* begin SOURCE RECORDS *
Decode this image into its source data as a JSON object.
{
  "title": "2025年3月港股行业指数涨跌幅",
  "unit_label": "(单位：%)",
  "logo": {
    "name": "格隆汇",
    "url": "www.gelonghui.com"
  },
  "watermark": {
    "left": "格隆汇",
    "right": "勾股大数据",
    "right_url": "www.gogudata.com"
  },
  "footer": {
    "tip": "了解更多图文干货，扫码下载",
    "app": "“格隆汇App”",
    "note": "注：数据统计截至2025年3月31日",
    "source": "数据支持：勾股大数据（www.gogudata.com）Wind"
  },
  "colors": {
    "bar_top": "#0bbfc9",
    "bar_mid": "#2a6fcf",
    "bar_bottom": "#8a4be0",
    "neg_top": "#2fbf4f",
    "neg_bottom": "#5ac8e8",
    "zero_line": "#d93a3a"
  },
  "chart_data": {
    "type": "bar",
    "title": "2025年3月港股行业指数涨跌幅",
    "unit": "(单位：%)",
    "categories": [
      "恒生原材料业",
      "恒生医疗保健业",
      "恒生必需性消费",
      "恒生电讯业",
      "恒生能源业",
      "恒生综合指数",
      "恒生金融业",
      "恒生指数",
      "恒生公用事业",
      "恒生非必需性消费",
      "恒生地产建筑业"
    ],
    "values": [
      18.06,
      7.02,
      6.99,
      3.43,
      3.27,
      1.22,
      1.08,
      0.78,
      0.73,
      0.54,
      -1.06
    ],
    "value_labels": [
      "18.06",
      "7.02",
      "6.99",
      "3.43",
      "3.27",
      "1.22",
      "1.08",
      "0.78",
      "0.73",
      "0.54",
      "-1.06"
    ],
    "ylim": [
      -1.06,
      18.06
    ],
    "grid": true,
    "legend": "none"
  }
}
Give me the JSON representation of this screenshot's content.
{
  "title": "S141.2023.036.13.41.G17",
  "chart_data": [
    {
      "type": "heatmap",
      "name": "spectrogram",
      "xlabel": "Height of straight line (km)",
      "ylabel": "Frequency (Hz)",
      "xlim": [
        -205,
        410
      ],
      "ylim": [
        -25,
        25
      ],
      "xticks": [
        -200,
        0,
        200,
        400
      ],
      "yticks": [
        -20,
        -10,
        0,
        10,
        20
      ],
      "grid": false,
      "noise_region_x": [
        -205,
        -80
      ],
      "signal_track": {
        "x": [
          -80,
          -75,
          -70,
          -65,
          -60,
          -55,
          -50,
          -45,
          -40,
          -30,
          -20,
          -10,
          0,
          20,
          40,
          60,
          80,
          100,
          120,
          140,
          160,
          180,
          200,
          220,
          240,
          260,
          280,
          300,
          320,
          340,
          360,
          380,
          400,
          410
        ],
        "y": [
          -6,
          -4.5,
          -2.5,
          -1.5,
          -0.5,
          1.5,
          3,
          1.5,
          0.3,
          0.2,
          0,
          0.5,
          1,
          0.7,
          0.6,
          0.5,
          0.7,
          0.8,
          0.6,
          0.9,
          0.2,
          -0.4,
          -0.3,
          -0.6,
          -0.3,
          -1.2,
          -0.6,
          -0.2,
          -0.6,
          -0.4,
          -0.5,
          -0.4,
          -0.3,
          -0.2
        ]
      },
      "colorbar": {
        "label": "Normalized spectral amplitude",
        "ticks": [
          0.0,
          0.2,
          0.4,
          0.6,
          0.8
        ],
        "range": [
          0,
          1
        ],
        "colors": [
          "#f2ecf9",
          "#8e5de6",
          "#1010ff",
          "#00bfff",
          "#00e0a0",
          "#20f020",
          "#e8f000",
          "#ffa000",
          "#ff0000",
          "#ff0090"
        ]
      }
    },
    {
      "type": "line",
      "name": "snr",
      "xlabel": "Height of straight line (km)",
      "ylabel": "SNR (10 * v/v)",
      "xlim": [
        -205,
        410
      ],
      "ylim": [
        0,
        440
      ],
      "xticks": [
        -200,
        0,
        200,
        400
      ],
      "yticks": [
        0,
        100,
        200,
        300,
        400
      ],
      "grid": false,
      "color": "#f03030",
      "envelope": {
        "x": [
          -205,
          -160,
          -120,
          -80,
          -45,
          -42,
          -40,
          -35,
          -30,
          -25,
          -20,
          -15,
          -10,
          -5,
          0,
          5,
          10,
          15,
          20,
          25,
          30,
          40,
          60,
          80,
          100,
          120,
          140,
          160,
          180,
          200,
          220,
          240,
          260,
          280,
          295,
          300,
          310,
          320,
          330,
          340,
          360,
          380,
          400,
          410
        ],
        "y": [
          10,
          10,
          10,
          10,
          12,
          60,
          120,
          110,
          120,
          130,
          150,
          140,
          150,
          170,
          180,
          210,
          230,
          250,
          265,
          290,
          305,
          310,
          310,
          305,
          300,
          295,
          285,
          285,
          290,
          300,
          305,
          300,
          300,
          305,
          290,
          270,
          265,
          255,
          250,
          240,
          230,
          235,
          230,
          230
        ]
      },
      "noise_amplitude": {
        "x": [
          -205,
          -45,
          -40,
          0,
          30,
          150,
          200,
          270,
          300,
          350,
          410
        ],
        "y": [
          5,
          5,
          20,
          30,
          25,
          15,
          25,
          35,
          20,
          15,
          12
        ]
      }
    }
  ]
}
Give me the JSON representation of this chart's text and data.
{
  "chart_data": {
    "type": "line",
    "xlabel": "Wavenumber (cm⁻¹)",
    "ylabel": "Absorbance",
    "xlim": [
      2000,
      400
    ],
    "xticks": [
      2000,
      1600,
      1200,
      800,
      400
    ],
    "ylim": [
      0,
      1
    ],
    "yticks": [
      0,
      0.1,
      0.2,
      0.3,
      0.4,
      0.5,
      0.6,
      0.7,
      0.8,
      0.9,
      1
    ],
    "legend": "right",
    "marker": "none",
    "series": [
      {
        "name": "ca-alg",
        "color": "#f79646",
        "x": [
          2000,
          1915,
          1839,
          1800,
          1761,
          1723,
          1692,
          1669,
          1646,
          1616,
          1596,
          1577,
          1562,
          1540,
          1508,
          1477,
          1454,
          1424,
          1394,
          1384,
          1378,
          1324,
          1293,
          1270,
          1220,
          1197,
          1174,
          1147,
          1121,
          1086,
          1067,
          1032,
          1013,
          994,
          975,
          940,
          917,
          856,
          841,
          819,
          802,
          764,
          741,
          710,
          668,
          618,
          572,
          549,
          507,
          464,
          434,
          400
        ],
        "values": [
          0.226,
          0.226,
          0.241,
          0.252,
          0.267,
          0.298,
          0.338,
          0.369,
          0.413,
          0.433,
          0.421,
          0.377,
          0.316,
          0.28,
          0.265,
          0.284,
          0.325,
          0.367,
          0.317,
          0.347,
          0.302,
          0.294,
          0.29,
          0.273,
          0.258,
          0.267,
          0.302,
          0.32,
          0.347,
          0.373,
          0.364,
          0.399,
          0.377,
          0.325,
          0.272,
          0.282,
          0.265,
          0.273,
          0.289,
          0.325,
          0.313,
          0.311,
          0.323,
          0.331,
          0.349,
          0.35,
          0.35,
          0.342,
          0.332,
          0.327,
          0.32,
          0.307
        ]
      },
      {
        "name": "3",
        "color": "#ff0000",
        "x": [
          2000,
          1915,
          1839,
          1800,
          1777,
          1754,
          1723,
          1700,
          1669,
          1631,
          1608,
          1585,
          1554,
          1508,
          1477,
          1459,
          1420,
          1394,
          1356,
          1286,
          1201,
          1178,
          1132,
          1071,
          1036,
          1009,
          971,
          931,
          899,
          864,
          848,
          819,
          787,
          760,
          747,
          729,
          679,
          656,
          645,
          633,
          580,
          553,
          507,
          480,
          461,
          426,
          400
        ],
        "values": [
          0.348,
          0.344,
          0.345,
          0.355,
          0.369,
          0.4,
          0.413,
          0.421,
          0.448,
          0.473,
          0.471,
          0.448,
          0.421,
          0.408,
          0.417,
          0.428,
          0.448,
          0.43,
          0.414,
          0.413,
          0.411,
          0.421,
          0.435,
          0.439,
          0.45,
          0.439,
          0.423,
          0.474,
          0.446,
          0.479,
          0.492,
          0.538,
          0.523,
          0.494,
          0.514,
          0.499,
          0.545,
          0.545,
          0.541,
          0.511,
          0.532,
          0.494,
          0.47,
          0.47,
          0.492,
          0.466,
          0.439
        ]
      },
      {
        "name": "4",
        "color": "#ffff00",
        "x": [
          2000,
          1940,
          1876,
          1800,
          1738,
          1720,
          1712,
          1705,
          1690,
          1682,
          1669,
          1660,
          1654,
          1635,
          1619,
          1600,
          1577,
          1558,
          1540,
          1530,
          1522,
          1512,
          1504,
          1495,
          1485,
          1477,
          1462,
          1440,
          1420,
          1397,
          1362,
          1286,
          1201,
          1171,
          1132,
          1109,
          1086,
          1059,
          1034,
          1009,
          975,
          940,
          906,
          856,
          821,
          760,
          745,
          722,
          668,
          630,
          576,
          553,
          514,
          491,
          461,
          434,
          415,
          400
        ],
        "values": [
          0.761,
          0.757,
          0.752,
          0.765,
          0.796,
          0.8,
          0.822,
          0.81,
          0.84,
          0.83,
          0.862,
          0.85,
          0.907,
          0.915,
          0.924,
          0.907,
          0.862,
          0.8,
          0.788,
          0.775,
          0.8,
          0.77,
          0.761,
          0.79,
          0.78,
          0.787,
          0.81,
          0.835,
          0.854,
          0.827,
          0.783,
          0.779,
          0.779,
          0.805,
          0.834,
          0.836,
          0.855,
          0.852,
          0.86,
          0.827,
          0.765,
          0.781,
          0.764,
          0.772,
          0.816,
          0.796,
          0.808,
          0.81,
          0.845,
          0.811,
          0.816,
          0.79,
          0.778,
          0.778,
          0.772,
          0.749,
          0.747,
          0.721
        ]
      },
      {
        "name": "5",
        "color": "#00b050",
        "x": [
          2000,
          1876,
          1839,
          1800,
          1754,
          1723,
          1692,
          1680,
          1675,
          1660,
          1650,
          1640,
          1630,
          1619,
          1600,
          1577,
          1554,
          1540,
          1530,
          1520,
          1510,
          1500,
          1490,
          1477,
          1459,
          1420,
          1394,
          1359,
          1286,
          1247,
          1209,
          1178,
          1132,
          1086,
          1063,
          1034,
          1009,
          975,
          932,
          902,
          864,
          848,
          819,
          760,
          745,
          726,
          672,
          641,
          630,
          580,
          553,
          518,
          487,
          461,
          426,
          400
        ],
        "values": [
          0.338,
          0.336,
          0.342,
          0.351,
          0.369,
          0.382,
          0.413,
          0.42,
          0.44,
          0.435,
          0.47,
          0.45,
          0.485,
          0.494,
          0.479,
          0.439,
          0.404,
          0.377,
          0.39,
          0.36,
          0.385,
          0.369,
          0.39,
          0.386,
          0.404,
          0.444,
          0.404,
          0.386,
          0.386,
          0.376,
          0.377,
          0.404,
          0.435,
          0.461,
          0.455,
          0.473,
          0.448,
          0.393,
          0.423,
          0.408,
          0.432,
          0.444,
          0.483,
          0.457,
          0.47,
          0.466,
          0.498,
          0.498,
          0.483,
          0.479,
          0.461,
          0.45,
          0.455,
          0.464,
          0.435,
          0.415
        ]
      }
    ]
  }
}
* end SOURCE RECORDS *
§ **TO BE DONE**
Wherever the word "title" occurs in a line of the listing, copy that line.

§ **RESULT**
  "title": "2025年3月港股行业指数涨跌幅",
    "title": "2025年3月港股行业指数涨跌幅",
  "title": "S141.2023.036.13.41.G17",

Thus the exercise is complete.